Stated exercise
Give the entries again exactly, every one of them.

══ Material provided ══

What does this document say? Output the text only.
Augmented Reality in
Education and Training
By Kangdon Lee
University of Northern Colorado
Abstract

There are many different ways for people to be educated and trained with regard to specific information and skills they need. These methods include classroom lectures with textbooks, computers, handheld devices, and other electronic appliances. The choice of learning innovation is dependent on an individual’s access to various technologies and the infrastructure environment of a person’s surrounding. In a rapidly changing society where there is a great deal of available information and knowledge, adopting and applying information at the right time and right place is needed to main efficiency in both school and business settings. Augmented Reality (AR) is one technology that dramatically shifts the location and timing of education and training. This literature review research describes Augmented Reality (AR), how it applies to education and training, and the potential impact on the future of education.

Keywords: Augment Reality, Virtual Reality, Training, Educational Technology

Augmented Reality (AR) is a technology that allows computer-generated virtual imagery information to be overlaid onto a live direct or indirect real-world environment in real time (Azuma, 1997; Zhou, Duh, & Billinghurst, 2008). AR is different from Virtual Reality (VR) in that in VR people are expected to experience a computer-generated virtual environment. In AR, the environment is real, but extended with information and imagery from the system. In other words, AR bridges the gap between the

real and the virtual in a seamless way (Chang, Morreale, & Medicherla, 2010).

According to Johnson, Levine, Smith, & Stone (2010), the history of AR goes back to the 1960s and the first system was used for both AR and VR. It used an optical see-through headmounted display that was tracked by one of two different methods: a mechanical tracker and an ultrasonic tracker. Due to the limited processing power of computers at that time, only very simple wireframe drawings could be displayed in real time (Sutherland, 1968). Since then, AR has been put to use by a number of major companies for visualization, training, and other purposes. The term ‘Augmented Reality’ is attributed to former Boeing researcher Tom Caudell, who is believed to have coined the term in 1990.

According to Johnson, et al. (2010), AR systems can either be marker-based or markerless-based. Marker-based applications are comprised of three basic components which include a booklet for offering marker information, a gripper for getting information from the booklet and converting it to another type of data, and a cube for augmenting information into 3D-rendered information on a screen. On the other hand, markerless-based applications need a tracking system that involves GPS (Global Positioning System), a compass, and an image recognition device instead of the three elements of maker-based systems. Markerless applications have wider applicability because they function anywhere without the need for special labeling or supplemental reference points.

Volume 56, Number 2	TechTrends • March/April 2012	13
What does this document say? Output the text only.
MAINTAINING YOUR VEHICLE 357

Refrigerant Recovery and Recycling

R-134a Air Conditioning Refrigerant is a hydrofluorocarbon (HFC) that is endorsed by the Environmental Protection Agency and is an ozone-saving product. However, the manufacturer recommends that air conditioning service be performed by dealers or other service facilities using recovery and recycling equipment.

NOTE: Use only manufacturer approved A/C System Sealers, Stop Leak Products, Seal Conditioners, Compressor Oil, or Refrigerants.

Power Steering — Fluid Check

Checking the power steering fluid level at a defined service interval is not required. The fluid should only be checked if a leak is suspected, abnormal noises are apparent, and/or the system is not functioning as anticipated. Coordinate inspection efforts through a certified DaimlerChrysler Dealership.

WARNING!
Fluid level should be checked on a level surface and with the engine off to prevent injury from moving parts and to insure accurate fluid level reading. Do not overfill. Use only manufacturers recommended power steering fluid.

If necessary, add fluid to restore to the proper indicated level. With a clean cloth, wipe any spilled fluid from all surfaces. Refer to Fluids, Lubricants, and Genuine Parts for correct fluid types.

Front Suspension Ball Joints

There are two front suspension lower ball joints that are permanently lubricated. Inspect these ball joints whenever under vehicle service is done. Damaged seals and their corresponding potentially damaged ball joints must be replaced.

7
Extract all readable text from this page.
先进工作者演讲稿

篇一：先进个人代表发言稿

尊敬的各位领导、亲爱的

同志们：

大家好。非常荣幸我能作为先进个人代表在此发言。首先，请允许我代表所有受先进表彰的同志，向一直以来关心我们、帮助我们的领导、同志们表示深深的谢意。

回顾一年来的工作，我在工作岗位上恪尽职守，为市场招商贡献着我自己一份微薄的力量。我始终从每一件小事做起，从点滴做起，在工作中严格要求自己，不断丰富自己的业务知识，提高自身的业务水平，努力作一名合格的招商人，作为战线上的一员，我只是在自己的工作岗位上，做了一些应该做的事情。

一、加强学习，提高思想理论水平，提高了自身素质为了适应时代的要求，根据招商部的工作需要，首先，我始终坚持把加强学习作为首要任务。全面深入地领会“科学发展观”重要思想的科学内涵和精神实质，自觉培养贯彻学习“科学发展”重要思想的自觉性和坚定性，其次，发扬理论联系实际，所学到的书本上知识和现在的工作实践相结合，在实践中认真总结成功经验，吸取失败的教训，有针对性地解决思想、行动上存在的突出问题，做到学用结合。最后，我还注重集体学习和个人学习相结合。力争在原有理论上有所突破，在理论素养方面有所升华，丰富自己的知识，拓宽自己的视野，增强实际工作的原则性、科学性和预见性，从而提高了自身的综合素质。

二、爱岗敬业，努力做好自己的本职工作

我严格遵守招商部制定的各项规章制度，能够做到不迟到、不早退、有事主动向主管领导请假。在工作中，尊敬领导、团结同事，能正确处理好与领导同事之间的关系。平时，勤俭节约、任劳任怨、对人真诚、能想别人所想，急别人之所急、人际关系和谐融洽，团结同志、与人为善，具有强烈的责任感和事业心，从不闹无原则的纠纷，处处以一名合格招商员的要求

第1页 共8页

═══

Finished answer
What does this document say? Output the text only.
Augmented Reality in
Education and Training
By Kangdon Lee
University of Northern Colorado
Abstract

There are many different ways for people to be educated and trained with regard to specific information and skills they need. These methods include classroom lectures with textbooks, computers, handheld devices, and other electronic appliances. The choice of learning innovation is dependent on an individual’s access to various technologies and the infrastructure environment of a person’s surrounding. In a rapidly changing society where there is a great deal of available information and knowledge, adopting and applying information at the right time and right place is needed to main efficiency in both school and business settings. Augmented Reality (AR) is one technology that dramatically shifts the location and timing of education and training. This literature review research describes Augmented Reality (AR), how it applies to education and training, and the potential impact on the future of education.

Keywords: Augment Reality, Virtual Reality, Training, Educational Technology

Augmented Reality (AR) is a technology that allows computer-generated virtual imagery information to be overlaid onto a live direct or indirect real-world environment in real time (Azuma, 1997; Zhou, Duh, & Billinghurst, 2008). AR is different from Virtual Reality (VR) in that in VR people are expected to experience a computer-generated virtual environment. In AR, the environment is real, but extended with information and imagery from the system. In other words, AR bridges the gap between the

real and the virtual in a seamless way (Chang, Morreale, & Medicherla, 2010).

According to Johnson, Levine, Smith, & Stone (2010), the history of AR goes back to the 1960s and the first system was used for both AR and VR. It used an optical see-through headmounted display that was tracked by one of two different methods: a mechanical tracker and an ultrasonic tracker. Due to the limited processing power of computers at that time, only very simple wireframe drawings could be displayed in real time (Sutherland, 1968). Since then, AR has been put to use by a number of major companies for visualization, training, and other purposes. The term ‘Augmented Reality’ is attributed to former Boeing researcher Tom Caudell, who is believed to have coined the term in 1990.

According to Johnson, et al. (2010), AR systems can either be marker-based or markerless-based. Marker-based applications are comprised of three basic components which include a booklet for offering marker information, a gripper for getting information from the booklet and converting it to another type of data, and a cube for augmenting information into 3D-rendered information on a screen. On the other hand, markerless-based applications need a tracking system that involves GPS (Global Positioning System), a compass, and an image recognition device instead of the three elements of maker-based systems. Markerless applications have wider applicability because they function anywhere without the need for special labeling or supplemental reference points.

Volume 56, Number 2	TechTrends • March/April 2012	13
What does this document say? Output the text only.
MAINTAINING YOUR VEHICLE 357

Refrigerant Recovery and Recycling

R-134a Air Conditioning Refrigerant is a hydrofluorocarbon (HFC) that is endorsed by the Environmental Protection Agency and is an ozone-saving product. However, the manufacturer recommends that air conditioning service be performed by dealers or other service facilities using recovery and recycling equipment.

NOTE: Use only manufacturer approved A/C System Sealers, Stop Leak Products, Seal Conditioners, Compressor Oil, or Refrigerants.

Power Steering — Fluid Check

Checking the power steering fluid level at a defined service interval is not required. The fluid should only be checked if a leak is suspected, abnormal noises are apparent, and/or the system is not functioning as anticipated. Coordinate inspection efforts through a certified DaimlerChrysler Dealership.

WARNING!
Fluid level should be checked on a level surface and with the engine off to prevent injury from moving parts and to insure accurate fluid level reading. Do not overfill. Use only manufacturers recommended power steering fluid.

If necessary, add fluid to restore to the proper indicated level. With a clean cloth, wipe any spilled fluid from all surfaces. Refer to Fluids, Lubricants, and Genuine Parts for correct fluid types.

Front Suspension Ball Joints

There are two front suspension lower ball joints that are permanently lubricated. Inspect these ball joints whenever under vehicle service is done. Damaged seals and their corresponding potentially damaged ball joints must be replaced.

7
Extract all readable text from this page.
先进工作者演讲稿

篇一：先进个人代表发言稿

尊敬的各位领导、亲爱的

同志们：

大家好。非常荣幸我能作为先进个人代表在此发言。首先，请允许我代表所有受先进表彰的同志，向一直以来关心我们、帮助我们的领导、同志们表示深深的谢意。

回顾一年来的工作，我在工作岗位上恪尽职守，为市场招商贡献着我自己一份微薄的力量。我始终从每一件小事做起，从点滴做起，在工作中严格要求自己，不断丰富自己的业务知识，提高自身的业务水平，努力作一名合格的招商人，作为战线上的一员，我只是在自己的工作岗位上，做了一些应该做的事情。

一、加强学习，提高思想理论水平，提高了自身素质为了适应时代的要求，根据招商部的工作需要，首先，我始终坚持把加强学习作为首要任务。全面深入地领会“科学发展观”重要思想的科学内涵和精神实质，自觉培养贯彻学习“科学发展”重要思想的自觉性和坚定性，其次，发扬理论联系实际，所学到的书本上知识和现在的工作实践相结合，在实践中认真总结成功经验，吸取失败的教训，有针对性地解决思想、行动上存在的突出问题，做到学用结合。最后，我还注重集体学习和个人学习相结合。力争在原有理论上有所突破，在理论素养方面有所升华，丰富自己的知识，拓宽自己的视野，增强实际工作的原则性、科学性和预见性，从而提高了自身的综合素质。

二、爱岗敬业，努力做好自己的本职工作

我严格遵守招商部制定的各项规章制度，能够做到不迟到、不早退、有事主动向主管领导请假。在工作中，尊敬领导、团结同事，能正确处理好与领导同事之间的关系。平时，勤俭节约、任劳任怨、对人真诚、能想别人所想，急别人之所急、人际关系和谐融洽，团结同志、与人为善，具有强烈的责任感和事业心，从不闹无原则的纠纷，处处以一名合格招商员的要求

第1页 共8页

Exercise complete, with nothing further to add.